* Page text:
By PETER CALDER
If it's Saturday, this must be Seoul. That's the way it is when you're the Foreign Minister.
Even the title tends to estrange its holder, defining him as a man who's not really here, but somewhere else.
Phil Goff's predecessor, Don McKinnon, told him he would have to be travelling about 100 days a year to do the job properly.
"I thought that was nonsense," said Mr Goff on Thursday as he waited to board a flight to Canberra, "but it's about right."
Since taking on the portfolio, he has certainly given his passport a battering. There are stamps for East Timor, Australia, Fiji (twice), Samoa, the Cook Islands, Bougainville, Papua New Guinea, Indonesia, Japan, the Solomons (twice), Portugal, Belgium, Germany and the United Kingdom.
Next month he will have eight days in Bangkok and Manila, and in September 10 days in the United States and Canada.
This morning he is in Seoul, our Government's representative at the commemorations marking the 50th anniversary of the outbreak of war on the Korean peninsula.
It is his third weekend in a row out of the country, and he admits that his family - he has three teenage children - are less than impressed. Saturday mornings have been sacred through much of his parliamentary career, and today he should be watching one of his two sons play rugby or his daughter play netball.

Excerpts from a layout annotation set:
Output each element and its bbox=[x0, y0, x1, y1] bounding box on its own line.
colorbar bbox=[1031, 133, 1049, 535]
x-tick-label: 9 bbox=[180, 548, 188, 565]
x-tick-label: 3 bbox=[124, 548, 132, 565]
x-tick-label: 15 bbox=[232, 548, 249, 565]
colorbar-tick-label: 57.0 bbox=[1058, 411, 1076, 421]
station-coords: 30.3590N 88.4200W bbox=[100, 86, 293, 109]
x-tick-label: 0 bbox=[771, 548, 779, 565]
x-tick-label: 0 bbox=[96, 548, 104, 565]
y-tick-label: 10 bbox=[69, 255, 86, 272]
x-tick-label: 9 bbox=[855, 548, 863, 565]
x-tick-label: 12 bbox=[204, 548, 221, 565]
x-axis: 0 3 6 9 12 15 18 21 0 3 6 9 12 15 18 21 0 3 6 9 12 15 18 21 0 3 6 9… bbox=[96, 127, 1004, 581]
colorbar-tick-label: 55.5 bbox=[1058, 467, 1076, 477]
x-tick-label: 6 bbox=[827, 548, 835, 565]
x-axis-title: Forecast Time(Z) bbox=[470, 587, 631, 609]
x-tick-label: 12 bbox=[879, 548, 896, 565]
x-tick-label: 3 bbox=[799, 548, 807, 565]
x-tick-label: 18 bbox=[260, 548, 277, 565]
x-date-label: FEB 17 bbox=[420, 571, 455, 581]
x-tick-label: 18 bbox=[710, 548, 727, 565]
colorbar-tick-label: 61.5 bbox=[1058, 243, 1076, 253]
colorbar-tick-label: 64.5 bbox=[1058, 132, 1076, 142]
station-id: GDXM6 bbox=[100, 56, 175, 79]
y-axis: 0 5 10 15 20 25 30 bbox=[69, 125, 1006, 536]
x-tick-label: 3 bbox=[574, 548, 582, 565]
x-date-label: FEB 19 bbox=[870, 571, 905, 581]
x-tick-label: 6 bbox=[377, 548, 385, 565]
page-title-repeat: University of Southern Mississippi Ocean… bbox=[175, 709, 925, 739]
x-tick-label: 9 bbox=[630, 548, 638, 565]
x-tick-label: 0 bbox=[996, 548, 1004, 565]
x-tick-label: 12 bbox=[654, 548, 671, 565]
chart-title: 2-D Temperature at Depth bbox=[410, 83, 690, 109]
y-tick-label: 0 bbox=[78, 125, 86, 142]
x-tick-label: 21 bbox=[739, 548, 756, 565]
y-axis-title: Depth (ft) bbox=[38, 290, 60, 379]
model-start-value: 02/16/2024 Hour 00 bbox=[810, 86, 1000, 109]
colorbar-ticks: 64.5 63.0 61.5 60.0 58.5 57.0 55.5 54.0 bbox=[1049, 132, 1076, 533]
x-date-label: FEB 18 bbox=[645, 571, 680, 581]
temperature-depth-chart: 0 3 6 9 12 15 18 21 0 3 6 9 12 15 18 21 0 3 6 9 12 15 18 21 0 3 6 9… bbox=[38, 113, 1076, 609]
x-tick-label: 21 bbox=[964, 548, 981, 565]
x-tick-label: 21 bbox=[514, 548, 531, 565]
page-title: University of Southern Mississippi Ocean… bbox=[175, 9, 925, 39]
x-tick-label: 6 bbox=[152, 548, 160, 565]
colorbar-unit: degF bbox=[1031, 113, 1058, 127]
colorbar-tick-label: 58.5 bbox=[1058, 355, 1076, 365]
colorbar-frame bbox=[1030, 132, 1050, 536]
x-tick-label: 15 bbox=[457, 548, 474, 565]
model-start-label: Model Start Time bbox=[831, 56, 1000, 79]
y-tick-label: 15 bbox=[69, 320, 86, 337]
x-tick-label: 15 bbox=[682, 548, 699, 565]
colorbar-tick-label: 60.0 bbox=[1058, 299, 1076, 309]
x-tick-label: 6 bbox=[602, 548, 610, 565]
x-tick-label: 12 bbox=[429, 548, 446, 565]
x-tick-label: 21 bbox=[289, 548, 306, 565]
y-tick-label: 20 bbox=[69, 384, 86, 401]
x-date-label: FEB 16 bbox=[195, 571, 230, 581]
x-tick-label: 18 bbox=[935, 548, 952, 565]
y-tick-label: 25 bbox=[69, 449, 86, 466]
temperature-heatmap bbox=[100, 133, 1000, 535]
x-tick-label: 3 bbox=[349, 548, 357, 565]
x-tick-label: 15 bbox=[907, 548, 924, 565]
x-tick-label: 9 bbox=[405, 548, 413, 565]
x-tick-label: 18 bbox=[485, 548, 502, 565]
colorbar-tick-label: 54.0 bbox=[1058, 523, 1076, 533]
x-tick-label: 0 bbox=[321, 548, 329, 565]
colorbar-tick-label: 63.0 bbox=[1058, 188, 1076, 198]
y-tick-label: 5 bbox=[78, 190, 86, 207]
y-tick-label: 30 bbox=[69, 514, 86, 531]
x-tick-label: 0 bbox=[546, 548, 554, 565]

* Challenges:
(A) According to the article on the Foreign Minister's travels, why are Phil Goff's family less than impressed?
(B) From the article on the Foreign Minister's travels, list the destinations Phil Goff is due to visit next month and in September.
(C) Resume the article on Phil Goff's travels as Foreign Minister from its last sentence.
This listing was taken from a different source than the article.

* Task-by-task answers:
(A) This is his third weekend in a row out of the country, and Saturday mornings have been sacred through much of his parliamentary career. Today he should be watching one of his two sons play rugby or his daughter play netball.

(B) Bangkok, Manila, the United States, Canada

(C)
But when the world is your office, it becomes hard to get home.
Thursday was Phil Goff's 47th birthday. He spent a positively self-indulgent three hours of it with his wife, Mary, on their Clevedon farmlet as the ministerial Fairlane waited in the drive.
"My wife bought me a wheelbarrow," he said with a slightly rueful grin. "I think she was hoping that one day I might be home to do the garden."
The luggage he brings to the airport bespeaks the hardened traveller with no time to wait for baggage handlers. Leaving for a six-day trip, he carries only a small and not-very-stuffed overnight bag, barely as big as the stout briefcase.
"There's six of everything in there," he says, though plainly he will be relying on the suit he is standing up in.
Travel is, of course, an occupational hazard, and Mr Goff knew to expect it. What he could not have predicted was how many matters would be competing for his attention - and in particular that Governments would be toppled in two Pacific states within days of each other.
"Yes, it's been a hell of a busy year," he says. "I welcome the challenges but I sometimes wish they wouldn't all come at once. One coup at a time would have been nice."
He remembers his children being glad he had landed the Foreign Affairs job "because they thought I might not be on TV as often, and they wouldn't get ribbed at school as much." But in fact he has been a fixture on most news bulletins for weeks now, and he is legendary among political journalists for his accessibility - in the Radio New Zealand newsroom they joke that he has never missed a deadline.
At times in sound bites he has appeared slightly hectoring, reminiscent of the head prefect dealing with a bunch of unruly fourth formers. Yet up close and one-on-one - which is how he does most of his work - the pitch drops several notches. Even at the adrenalised pace of the truly sleep-deprived (the night before we spoke, he got 3sfr1/4 hours' sleep) he is charming and unruffled, full of self-deprecating asides.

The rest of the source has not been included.